Pull out each line of the data that includes the word "krakowskiego".

Stored records:
******************************
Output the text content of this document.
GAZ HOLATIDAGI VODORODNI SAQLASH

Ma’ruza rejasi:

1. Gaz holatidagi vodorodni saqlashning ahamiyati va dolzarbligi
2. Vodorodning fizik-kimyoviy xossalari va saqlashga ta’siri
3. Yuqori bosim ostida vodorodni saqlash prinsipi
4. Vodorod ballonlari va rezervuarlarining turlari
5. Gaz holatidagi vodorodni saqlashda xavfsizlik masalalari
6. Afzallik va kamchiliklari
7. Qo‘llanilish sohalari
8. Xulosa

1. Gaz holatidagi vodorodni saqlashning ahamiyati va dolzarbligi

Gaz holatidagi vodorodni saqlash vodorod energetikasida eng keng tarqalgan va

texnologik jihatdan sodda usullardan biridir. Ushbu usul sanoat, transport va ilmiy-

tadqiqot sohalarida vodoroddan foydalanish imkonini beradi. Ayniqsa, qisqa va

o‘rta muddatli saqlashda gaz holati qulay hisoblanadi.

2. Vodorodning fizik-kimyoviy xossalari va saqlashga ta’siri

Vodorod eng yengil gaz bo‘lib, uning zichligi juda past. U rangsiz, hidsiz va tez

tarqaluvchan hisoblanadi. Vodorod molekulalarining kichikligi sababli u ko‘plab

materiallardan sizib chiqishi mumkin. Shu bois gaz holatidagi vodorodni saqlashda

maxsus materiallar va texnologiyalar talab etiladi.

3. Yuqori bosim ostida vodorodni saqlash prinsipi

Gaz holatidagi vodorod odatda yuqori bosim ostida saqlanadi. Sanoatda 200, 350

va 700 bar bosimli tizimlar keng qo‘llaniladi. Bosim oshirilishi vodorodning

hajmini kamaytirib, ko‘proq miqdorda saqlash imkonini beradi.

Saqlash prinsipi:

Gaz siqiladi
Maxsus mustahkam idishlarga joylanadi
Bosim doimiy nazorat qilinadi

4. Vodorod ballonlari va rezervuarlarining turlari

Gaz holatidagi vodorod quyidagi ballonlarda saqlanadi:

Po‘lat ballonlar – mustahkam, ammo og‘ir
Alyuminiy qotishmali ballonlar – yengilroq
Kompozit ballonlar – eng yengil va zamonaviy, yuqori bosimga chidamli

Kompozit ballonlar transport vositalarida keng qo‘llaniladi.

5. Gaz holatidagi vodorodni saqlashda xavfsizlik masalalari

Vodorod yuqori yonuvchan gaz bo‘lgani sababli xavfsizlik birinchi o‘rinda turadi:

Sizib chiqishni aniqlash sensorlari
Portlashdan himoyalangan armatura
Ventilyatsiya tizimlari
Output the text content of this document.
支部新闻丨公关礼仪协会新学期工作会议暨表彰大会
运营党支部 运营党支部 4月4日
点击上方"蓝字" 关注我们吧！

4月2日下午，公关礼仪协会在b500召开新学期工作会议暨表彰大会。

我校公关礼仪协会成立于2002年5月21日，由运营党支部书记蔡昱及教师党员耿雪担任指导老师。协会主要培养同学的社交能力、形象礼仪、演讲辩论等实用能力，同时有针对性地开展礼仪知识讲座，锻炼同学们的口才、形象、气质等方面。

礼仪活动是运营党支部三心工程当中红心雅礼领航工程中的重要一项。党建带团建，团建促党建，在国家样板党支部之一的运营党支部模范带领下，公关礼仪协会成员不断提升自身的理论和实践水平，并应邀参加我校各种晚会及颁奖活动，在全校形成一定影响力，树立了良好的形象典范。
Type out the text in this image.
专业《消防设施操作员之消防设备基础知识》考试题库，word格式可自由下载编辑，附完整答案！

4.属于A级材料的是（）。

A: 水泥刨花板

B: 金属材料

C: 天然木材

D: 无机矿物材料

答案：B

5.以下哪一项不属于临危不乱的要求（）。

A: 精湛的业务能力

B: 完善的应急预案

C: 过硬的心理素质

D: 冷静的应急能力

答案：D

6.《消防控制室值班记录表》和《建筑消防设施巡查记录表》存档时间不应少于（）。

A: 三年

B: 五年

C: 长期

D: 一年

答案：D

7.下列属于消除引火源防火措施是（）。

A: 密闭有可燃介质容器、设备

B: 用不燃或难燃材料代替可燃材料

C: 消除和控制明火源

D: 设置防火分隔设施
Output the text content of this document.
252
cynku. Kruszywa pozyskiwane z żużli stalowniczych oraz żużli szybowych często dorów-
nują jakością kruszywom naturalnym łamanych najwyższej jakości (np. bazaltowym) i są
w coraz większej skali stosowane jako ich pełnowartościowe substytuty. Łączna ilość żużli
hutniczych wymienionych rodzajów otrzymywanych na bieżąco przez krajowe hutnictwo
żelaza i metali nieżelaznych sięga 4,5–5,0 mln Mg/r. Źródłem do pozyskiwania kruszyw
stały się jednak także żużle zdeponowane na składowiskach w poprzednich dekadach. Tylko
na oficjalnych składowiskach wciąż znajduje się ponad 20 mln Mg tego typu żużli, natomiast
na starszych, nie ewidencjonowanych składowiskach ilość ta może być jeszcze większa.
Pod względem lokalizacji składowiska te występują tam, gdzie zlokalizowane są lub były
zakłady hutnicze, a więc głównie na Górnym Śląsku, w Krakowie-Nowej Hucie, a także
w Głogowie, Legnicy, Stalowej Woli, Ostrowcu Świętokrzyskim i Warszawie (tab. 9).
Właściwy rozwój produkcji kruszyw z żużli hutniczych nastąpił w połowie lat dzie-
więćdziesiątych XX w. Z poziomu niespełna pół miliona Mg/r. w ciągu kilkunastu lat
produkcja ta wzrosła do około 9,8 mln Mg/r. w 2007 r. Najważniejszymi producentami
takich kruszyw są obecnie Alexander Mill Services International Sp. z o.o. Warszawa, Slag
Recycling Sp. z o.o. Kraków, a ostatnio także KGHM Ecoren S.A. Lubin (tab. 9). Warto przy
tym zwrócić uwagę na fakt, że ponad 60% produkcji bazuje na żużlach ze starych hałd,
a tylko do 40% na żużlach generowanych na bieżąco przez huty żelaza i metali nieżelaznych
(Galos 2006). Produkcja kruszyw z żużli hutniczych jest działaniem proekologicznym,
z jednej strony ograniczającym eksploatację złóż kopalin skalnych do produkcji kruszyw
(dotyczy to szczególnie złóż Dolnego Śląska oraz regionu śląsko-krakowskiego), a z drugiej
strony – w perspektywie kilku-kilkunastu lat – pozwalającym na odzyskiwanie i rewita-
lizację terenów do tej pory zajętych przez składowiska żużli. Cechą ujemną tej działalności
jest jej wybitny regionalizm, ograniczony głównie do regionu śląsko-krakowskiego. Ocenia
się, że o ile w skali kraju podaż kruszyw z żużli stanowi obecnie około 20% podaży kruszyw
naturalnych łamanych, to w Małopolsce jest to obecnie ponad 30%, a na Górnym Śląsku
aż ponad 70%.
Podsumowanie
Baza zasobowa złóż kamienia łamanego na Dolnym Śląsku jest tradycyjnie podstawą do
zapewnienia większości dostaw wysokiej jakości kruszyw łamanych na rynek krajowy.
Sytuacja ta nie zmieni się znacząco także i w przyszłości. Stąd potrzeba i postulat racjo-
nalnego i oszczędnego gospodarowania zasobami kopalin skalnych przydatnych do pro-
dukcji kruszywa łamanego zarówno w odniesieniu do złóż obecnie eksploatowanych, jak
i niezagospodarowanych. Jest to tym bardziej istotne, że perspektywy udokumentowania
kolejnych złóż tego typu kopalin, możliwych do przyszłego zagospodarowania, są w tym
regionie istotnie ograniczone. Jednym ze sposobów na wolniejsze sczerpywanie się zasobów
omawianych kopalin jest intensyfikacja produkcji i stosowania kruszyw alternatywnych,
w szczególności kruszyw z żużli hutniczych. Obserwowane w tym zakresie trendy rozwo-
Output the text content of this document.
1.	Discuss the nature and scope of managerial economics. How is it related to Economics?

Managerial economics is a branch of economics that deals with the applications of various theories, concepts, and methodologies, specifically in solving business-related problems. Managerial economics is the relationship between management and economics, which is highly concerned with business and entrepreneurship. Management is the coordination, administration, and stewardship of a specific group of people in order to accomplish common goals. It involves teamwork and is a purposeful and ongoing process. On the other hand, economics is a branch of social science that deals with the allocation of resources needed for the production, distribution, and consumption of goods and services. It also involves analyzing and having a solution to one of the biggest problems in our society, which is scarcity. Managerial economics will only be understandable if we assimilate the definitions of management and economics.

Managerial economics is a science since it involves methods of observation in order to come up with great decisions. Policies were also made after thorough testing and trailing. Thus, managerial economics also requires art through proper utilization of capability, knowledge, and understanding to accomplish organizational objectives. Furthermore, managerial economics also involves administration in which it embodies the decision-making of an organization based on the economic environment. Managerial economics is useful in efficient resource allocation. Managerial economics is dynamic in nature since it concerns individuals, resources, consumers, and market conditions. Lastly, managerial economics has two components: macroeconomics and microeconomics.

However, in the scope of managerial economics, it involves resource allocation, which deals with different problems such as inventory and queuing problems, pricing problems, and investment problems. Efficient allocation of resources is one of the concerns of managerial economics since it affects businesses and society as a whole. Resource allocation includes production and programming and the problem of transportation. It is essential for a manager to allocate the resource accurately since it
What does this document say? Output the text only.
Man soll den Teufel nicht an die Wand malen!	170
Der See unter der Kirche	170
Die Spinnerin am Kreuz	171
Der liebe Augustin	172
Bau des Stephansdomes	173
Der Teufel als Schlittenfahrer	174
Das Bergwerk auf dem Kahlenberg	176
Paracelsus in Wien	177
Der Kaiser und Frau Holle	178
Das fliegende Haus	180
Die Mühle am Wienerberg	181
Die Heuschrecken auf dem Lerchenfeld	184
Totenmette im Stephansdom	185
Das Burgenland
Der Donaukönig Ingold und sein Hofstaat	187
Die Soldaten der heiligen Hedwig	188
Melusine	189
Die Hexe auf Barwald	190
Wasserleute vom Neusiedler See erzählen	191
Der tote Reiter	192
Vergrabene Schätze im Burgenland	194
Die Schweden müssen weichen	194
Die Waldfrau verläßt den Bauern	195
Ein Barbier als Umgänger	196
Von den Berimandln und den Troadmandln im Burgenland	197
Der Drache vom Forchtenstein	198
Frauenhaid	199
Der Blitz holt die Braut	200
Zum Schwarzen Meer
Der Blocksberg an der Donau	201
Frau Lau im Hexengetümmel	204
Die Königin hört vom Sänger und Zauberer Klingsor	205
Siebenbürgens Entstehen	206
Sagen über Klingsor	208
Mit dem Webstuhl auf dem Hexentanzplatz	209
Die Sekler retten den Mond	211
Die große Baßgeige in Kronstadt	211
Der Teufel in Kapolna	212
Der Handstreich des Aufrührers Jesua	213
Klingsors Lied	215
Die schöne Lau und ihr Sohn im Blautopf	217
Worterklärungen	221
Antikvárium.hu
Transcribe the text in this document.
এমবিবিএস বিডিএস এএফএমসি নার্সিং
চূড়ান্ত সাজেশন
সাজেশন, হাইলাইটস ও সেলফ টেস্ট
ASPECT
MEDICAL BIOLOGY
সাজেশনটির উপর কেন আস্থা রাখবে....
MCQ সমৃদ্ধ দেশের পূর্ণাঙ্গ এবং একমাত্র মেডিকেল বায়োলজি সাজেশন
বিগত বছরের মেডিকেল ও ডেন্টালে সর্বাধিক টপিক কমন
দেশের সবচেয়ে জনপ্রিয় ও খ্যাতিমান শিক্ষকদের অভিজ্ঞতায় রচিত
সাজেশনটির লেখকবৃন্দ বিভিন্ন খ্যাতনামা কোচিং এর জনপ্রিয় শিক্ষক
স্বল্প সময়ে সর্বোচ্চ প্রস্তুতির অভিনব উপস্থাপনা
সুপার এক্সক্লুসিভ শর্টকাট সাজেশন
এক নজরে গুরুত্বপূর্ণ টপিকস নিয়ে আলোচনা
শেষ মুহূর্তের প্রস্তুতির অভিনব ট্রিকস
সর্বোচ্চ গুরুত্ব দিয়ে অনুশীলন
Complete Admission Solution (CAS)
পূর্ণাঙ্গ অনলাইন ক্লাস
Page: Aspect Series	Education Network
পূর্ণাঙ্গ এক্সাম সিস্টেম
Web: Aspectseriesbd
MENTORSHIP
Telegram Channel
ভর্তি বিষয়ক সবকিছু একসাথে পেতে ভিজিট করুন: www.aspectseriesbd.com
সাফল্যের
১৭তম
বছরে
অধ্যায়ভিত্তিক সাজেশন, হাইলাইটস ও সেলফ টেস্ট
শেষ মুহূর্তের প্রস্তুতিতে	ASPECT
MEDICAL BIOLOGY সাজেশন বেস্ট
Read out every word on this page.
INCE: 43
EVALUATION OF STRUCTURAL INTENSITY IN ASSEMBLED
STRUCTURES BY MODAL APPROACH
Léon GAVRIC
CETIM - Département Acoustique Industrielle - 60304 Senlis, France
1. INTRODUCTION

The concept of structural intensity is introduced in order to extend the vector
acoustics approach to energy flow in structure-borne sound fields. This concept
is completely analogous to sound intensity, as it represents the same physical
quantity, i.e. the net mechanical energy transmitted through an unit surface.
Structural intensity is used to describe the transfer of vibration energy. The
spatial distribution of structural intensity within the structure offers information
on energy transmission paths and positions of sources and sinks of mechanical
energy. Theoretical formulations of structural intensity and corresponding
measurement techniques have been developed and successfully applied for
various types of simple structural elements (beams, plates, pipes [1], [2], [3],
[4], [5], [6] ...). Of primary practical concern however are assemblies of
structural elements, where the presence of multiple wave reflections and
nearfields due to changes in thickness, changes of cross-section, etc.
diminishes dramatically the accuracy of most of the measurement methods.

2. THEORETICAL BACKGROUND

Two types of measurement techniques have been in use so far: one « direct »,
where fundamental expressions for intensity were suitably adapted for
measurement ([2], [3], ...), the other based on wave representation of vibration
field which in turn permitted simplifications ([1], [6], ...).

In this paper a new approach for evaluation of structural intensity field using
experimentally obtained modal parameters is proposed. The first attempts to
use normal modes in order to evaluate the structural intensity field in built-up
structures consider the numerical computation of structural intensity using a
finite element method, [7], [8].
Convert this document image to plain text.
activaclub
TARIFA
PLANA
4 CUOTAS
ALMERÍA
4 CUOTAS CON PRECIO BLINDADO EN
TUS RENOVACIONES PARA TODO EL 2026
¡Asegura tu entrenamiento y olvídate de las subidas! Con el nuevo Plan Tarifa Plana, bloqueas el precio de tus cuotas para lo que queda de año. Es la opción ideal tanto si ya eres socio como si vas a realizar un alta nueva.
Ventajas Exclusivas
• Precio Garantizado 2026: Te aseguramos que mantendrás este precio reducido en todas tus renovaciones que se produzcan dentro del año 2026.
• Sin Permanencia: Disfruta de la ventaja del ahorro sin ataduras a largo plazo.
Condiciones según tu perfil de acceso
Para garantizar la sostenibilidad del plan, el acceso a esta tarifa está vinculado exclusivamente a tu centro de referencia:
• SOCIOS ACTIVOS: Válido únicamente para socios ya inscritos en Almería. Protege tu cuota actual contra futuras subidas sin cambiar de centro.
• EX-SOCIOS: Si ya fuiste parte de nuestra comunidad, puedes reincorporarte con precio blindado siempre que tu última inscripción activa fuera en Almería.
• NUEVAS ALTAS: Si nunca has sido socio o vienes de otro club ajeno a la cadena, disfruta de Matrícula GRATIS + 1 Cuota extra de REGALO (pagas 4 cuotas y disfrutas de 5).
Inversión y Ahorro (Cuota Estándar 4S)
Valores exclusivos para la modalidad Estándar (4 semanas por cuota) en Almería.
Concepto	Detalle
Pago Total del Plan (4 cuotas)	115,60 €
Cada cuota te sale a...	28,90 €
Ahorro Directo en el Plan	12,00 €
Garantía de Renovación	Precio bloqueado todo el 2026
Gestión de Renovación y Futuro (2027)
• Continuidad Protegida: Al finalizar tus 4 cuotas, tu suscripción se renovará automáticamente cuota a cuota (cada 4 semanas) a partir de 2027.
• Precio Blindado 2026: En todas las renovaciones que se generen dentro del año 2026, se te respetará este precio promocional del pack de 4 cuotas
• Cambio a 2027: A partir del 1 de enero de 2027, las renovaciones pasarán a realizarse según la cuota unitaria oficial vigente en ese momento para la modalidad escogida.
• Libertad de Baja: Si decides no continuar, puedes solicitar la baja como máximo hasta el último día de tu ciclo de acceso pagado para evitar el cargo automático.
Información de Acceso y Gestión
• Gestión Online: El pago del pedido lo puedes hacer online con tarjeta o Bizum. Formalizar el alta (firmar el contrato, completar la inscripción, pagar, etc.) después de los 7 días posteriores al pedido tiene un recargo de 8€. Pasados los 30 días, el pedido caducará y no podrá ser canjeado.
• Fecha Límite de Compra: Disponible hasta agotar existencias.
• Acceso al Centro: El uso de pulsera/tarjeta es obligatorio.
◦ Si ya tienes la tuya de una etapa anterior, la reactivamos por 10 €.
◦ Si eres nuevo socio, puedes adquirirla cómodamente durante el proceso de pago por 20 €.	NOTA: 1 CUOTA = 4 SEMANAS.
******************************
> **Problem solution**
(dotyczy to szczególnie złóż Dolnego Śląska oraz regionu śląsko-krakowskiego), a z drugiej
jest jej wybitny regionalizm, ograniczony głównie do regionu śląsko-krakowskiego. Ocenia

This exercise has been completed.